» AIM
Select and reproduce each line of the listing below that bears the string "Double".

---------- ENTRIES SUPPLIED ----------

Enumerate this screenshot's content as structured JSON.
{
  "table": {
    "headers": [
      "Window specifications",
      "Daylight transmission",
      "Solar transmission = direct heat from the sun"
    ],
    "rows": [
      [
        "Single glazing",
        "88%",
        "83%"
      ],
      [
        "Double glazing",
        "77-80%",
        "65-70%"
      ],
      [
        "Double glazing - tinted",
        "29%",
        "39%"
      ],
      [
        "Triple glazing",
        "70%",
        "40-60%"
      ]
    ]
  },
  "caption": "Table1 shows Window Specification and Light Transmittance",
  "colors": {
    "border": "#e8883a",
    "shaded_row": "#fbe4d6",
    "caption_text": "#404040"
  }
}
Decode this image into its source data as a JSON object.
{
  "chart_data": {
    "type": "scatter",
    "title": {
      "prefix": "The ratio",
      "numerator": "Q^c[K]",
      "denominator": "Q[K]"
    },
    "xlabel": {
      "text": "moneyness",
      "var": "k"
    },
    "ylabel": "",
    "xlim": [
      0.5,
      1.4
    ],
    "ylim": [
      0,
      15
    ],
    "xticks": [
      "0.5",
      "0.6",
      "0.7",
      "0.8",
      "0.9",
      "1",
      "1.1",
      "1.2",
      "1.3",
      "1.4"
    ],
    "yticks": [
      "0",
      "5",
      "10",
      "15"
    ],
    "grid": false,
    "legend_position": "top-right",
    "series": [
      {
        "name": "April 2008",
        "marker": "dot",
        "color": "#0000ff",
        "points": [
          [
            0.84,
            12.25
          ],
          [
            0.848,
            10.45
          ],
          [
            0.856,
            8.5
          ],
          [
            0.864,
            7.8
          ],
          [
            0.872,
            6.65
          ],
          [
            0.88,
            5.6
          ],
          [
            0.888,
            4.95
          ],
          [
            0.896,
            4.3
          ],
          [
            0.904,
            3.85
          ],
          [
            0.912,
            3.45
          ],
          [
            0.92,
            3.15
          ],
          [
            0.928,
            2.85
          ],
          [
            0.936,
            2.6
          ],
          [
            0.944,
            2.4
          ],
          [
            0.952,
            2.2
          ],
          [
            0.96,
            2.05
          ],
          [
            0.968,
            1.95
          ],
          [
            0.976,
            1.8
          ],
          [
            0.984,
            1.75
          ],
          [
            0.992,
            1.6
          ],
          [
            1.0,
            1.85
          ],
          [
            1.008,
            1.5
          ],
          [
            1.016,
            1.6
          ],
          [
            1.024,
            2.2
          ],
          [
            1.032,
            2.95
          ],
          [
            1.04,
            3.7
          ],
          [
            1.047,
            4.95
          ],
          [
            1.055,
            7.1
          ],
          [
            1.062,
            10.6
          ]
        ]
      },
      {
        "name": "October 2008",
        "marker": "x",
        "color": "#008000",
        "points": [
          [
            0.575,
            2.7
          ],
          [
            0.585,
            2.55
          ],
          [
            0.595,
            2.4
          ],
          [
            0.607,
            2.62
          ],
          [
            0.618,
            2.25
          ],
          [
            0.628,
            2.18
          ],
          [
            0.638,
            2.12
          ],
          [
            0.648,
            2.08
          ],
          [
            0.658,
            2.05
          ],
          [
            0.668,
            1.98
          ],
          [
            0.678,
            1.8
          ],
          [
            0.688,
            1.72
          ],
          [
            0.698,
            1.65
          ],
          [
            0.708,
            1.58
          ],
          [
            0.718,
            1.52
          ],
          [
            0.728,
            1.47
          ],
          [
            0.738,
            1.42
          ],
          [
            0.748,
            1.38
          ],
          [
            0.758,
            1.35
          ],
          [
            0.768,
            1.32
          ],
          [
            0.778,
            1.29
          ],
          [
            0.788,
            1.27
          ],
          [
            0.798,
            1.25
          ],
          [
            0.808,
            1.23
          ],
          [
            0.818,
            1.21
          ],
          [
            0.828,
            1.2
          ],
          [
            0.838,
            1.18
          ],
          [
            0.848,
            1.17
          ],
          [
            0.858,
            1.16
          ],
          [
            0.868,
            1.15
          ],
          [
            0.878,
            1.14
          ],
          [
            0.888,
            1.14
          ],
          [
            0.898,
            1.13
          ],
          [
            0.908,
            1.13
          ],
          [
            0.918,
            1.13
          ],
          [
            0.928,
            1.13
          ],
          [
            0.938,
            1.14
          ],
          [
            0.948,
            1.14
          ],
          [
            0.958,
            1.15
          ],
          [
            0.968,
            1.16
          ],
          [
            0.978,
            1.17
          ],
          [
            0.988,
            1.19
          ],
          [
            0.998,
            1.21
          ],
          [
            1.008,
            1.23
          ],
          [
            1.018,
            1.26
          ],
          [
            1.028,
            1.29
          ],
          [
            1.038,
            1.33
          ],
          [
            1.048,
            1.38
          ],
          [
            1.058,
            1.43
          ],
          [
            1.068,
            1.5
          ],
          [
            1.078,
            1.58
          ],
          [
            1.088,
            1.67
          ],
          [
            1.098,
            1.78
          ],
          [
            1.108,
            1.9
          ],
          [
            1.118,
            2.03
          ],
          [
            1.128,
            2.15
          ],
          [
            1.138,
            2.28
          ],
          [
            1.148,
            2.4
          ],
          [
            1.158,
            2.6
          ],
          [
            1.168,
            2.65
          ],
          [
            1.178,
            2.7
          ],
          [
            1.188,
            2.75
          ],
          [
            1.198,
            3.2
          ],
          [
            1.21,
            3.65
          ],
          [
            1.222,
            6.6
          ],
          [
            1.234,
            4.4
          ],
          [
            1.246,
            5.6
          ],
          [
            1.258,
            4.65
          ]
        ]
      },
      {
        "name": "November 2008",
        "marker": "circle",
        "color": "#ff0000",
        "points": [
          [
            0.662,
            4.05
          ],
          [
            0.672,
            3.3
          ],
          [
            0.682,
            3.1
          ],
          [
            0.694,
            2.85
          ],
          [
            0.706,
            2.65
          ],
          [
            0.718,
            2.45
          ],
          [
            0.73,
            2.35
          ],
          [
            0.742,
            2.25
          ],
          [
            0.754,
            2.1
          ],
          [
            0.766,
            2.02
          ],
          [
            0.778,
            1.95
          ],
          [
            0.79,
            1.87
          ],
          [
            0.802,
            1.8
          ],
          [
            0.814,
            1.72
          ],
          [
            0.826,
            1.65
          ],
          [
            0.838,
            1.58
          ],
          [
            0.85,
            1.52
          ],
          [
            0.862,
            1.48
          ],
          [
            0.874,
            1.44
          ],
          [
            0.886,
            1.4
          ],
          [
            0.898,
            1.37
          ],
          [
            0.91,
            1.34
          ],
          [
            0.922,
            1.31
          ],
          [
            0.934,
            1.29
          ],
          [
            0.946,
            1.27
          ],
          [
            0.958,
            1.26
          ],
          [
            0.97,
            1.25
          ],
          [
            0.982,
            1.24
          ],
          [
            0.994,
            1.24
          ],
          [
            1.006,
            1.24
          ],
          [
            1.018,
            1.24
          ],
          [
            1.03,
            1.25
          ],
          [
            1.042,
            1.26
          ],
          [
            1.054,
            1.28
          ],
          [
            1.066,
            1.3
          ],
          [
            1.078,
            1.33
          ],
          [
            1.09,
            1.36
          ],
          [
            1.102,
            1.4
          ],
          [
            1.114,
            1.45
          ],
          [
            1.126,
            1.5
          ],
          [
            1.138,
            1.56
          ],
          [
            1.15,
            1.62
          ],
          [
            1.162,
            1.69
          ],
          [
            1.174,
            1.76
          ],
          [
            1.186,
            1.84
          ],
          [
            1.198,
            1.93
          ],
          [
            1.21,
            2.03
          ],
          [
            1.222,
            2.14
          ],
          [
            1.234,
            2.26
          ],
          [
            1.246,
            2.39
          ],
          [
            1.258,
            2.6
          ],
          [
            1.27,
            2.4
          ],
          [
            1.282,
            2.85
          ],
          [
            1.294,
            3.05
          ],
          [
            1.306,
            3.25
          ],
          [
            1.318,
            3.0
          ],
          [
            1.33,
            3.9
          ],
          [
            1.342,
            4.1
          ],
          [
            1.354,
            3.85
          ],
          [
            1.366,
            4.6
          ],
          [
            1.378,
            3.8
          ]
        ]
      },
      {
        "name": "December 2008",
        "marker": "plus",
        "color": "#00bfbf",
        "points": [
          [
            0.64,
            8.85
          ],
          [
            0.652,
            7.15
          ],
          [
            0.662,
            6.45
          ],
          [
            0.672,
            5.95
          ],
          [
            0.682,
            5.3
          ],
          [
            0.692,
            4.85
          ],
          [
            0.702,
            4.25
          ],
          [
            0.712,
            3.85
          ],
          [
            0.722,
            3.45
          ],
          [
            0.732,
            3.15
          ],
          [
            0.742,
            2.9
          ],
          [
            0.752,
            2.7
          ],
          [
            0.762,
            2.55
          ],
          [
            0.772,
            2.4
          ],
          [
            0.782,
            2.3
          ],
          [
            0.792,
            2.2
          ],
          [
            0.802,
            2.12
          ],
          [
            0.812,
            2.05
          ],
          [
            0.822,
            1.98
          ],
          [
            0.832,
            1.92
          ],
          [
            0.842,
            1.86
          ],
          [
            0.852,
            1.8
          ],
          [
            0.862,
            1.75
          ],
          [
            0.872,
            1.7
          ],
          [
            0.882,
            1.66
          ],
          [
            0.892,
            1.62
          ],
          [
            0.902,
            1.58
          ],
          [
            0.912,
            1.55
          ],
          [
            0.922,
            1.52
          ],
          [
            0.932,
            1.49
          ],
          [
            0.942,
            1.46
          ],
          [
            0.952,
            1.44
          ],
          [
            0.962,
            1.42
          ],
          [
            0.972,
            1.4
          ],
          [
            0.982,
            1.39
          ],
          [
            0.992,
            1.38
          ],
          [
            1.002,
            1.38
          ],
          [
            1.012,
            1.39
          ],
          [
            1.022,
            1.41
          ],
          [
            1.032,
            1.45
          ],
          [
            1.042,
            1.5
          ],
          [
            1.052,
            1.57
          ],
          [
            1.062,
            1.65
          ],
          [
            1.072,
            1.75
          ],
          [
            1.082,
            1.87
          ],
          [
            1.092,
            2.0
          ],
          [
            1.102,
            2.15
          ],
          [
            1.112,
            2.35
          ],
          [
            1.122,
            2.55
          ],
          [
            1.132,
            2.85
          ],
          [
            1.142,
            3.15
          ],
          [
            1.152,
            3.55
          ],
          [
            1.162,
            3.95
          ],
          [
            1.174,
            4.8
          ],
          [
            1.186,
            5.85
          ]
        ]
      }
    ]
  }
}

----------

» SOLUTION TO THIS TASK
        "Double glazing",
        "Double glazing - tinted",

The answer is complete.